● TO DO
Keep only those lines of the records that include the string "مطابق".

===== WORKING DATA =====

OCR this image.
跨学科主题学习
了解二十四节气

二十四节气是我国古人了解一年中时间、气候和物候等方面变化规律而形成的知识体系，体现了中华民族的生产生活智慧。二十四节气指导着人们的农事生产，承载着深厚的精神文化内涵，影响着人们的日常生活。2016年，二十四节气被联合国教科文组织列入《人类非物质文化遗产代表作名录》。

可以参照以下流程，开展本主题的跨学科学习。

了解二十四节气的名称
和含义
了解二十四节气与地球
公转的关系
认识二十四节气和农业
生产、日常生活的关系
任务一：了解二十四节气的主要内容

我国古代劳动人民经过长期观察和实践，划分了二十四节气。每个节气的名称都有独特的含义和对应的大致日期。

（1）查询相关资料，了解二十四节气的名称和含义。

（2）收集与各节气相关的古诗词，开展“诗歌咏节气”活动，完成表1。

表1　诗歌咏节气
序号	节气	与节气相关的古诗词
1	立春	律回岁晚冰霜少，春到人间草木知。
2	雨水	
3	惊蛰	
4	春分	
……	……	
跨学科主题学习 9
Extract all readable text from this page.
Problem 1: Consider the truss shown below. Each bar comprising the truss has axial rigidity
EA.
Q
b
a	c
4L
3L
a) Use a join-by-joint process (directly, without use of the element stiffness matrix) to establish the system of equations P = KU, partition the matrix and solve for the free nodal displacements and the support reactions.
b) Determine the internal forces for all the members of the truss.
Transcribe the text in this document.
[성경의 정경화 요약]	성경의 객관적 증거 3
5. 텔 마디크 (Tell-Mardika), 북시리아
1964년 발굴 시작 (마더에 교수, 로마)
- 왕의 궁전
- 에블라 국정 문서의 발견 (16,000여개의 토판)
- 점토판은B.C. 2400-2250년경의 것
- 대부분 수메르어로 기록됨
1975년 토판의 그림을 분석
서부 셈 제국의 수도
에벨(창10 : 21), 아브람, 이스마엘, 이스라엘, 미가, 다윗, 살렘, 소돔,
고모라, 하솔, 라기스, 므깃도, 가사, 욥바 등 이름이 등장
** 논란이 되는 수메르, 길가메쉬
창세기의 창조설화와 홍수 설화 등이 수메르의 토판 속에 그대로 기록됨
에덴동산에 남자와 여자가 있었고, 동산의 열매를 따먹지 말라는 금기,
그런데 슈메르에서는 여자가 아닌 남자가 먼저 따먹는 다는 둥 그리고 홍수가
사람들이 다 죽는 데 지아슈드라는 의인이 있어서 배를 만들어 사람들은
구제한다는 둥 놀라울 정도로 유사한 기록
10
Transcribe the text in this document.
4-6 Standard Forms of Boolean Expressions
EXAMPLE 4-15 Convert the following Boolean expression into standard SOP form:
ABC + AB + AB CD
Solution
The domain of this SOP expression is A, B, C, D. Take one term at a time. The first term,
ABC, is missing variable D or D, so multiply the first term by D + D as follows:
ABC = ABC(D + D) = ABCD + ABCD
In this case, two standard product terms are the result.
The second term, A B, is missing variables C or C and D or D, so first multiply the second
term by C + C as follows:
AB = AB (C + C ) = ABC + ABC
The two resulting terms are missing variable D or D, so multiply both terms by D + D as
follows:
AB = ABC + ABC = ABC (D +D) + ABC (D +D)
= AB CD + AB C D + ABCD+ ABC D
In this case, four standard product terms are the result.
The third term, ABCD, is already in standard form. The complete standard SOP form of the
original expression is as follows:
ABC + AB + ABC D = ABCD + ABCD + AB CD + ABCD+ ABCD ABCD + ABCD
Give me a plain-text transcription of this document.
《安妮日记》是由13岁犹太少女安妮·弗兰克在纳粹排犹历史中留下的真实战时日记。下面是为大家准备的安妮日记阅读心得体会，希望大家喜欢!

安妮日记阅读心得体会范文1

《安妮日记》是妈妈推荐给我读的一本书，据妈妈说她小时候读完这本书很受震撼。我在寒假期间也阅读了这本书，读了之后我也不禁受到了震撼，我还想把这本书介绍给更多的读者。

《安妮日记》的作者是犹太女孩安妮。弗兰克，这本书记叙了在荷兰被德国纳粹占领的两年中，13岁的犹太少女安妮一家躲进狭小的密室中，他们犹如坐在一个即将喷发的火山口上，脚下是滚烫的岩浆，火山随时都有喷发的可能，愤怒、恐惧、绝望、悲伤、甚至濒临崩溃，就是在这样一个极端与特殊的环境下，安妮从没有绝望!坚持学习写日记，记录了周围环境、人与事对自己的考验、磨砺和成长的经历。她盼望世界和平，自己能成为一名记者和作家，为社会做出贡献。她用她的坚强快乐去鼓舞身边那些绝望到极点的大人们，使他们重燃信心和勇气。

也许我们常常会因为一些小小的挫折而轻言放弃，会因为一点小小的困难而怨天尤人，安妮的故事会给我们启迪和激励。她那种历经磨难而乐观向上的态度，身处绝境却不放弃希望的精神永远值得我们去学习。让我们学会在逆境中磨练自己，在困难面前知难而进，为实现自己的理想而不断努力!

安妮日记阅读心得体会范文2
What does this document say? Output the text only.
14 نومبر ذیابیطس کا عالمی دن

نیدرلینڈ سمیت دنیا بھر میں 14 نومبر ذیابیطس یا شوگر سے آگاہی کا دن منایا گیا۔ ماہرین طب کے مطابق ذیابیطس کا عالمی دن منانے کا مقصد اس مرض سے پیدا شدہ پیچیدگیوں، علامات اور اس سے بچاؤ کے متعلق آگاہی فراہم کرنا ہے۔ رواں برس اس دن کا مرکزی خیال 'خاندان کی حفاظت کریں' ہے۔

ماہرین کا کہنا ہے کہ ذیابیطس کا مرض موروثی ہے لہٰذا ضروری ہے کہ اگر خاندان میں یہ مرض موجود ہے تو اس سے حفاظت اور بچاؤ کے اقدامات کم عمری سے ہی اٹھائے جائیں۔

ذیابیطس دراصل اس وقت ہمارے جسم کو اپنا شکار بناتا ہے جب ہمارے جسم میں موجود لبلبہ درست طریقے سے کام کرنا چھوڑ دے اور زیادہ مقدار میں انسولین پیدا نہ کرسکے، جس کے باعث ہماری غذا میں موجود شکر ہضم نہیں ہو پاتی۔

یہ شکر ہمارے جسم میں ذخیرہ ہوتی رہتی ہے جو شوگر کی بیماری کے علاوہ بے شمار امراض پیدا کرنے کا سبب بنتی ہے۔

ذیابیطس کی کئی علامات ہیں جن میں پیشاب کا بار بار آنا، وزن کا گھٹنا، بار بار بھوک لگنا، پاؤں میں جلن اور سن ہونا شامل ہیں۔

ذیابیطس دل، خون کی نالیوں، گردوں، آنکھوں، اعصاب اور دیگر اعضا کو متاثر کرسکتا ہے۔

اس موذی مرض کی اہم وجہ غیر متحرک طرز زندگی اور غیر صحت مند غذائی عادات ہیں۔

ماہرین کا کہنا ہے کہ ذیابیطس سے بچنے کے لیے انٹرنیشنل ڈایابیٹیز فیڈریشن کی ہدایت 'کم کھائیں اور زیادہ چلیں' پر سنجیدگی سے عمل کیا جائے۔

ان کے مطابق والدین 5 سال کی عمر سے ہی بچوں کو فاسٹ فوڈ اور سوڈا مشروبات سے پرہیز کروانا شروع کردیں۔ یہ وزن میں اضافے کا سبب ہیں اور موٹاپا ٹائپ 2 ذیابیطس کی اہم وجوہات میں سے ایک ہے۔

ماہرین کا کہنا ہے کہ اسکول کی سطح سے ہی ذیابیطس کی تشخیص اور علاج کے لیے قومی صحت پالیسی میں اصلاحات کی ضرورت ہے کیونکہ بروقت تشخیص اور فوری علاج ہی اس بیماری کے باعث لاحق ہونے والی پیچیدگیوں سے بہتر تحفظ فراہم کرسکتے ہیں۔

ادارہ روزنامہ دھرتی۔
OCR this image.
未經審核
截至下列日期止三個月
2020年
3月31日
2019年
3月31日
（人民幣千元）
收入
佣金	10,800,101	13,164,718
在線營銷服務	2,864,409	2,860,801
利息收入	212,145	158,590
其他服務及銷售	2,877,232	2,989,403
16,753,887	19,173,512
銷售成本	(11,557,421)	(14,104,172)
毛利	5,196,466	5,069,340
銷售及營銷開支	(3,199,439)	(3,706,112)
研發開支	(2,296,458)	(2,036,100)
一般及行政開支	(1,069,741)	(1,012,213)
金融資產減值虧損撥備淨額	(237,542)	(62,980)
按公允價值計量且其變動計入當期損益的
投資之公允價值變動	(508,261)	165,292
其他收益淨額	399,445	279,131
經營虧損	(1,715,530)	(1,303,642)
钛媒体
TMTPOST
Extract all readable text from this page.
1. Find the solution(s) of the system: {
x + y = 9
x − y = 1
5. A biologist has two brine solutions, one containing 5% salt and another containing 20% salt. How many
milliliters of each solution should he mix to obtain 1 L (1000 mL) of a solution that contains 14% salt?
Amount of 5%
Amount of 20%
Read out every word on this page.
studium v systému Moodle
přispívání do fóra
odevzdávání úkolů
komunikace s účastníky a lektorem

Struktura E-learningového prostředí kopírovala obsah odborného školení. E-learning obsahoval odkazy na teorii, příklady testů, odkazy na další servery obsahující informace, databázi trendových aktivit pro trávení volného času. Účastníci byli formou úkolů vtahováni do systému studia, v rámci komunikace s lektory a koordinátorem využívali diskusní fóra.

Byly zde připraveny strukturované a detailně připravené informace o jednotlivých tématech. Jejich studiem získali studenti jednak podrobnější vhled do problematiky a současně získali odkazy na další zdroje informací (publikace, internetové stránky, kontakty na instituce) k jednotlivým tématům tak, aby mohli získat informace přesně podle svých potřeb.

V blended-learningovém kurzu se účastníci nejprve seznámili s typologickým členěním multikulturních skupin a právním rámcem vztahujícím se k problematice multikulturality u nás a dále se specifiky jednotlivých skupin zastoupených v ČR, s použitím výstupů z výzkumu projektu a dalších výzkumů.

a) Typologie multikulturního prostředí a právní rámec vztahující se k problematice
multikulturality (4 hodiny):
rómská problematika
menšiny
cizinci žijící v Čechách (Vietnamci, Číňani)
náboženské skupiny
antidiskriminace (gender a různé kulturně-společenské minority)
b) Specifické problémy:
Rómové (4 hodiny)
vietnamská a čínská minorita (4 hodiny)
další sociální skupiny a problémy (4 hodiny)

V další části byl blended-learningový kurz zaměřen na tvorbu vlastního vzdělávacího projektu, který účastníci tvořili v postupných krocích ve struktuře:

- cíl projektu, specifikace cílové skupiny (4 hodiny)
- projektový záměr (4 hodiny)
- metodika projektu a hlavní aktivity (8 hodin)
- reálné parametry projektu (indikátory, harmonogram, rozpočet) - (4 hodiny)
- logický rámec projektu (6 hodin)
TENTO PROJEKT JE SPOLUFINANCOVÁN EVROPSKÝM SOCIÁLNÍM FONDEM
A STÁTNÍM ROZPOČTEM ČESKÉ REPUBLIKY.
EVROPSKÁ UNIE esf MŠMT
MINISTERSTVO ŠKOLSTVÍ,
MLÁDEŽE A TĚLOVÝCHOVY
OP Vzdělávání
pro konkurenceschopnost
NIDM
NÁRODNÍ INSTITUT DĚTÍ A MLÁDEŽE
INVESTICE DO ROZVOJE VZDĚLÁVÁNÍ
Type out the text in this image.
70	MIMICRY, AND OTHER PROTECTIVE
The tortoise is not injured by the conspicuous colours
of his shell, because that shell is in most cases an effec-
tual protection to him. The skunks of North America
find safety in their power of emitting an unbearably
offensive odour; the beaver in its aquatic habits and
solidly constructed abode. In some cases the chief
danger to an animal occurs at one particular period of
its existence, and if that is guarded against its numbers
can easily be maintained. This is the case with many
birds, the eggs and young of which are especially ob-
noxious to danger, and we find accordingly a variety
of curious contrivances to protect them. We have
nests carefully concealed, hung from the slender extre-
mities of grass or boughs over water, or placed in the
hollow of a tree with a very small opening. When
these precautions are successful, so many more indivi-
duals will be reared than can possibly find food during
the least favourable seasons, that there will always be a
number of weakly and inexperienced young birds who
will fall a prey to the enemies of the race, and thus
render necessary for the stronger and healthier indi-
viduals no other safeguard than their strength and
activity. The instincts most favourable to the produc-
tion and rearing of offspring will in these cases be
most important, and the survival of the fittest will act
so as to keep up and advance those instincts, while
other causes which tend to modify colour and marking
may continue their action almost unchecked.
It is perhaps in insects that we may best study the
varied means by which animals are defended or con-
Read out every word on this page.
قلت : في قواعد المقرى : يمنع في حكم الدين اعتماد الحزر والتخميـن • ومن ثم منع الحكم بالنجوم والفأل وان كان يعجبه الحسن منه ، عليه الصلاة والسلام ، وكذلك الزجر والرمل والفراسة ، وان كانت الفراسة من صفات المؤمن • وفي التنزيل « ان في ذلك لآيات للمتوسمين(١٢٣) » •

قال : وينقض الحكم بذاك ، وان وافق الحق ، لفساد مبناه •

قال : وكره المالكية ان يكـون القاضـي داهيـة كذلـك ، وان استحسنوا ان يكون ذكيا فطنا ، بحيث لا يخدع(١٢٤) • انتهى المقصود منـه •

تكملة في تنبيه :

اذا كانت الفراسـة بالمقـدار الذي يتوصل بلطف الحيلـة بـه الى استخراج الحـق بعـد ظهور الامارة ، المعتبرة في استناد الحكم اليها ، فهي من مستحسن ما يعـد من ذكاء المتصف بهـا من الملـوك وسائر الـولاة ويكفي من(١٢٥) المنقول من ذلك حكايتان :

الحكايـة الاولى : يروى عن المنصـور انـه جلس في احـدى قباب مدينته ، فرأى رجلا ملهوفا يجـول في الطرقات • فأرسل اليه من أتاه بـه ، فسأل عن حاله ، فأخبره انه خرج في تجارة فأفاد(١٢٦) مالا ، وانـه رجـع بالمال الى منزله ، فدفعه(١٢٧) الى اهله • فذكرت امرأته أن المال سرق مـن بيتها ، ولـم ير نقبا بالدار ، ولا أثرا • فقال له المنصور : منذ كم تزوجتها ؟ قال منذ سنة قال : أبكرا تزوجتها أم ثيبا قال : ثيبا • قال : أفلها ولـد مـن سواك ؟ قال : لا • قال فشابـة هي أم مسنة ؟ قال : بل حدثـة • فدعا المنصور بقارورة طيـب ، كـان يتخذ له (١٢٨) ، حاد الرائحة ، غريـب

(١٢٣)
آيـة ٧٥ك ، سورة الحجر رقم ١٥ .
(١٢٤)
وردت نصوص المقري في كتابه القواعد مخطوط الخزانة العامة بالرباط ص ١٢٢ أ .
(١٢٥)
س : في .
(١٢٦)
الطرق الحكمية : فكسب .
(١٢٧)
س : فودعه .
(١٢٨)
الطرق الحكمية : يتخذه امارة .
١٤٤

=====

● EXERCISE SOLUTION
نیدرلینڈ سمیت دنیا بھر میں 14 نومبر ذیابیطس یا شوگر سے آگاہی کا دن منایا گیا۔ ماہرین طب کے مطابق ذیابیطس کا عالمی دن منانے کا مقصد اس مرض سے پیدا شدہ پیچیدگیوں، علامات اور اس سے بچاؤ کے متعلق آگاہی فراہم کرنا ہے۔ رواں برس اس دن کا مرکزی خیال 'خاندان کی حفاظت کریں' ہے۔
ان کے مطابق والدین 5 سال کی عمر سے ہی بچوں کو فاسٹ فوڈ اور سوڈا مشروبات سے پرہیز کروانا شروع کردیں۔ یہ وزن میں اضافے کا سبب ہیں اور موٹاپا ٹائپ 2 ذیابیطس کی اہم وجوہات میں سے ایک ہے۔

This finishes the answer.